— Start Information given —
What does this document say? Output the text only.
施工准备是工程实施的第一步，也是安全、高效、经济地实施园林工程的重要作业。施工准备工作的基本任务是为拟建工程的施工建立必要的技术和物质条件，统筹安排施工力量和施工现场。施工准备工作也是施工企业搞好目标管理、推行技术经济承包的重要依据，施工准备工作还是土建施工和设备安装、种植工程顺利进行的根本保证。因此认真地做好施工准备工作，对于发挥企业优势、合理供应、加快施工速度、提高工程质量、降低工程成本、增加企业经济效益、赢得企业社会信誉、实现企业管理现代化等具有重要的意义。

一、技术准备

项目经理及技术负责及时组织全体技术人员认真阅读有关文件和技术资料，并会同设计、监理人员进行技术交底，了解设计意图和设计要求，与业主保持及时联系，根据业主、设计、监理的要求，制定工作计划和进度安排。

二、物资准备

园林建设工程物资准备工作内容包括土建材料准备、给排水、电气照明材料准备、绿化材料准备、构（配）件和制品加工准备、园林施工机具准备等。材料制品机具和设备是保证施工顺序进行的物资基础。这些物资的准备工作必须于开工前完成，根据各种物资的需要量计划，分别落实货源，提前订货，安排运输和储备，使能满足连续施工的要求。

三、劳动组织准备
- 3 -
— End Information given —
## Stated problem
Reproduce the listing in full. Keep it exactly as written.

## Completed task
What does this document say? Output the text only.
施工准备是工程实施的第一步，也是安全、高效、经济地实施园林工程的重要作业。施工准备工作的基本任务是为拟建工程的施工建立必要的技术和物质条件，统筹安排施工力量和施工现场。施工准备工作也是施工企业搞好目标管理、推行技术经济承包的重要依据，施工准备工作还是土建施工和设备安装、种植工程顺利进行的根本保证。因此认真地做好施工准备工作，对于发挥企业优势、合理供应、加快施工速度、提高工程质量、降低工程成本、增加企业经济效益、赢得企业社会信誉、实现企业管理现代化等具有重要的意义。

一、技术准备

项目经理及技术负责及时组织全体技术人员认真阅读有关文件和技术资料，并会同设计、监理人员进行技术交底，了解设计意图和设计要求，与业主保持及时联系，根据业主、设计、监理的要求，制定工作计划和进度安排。

二、物资准备

园林建设工程物资准备工作内容包括土建材料准备、给排水、电气照明材料准备、绿化材料准备、构（配）件和制品加工准备、园林施工机具准备等。材料制品机具和设备是保证施工顺序进行的物资基础。这些物资的准备工作必须于开工前完成，根据各种物资的需要量计划，分别落实货源，提前订货，安排运输和储备，使能满足连续施工的要求。

三、劳动组织准备
- 3 -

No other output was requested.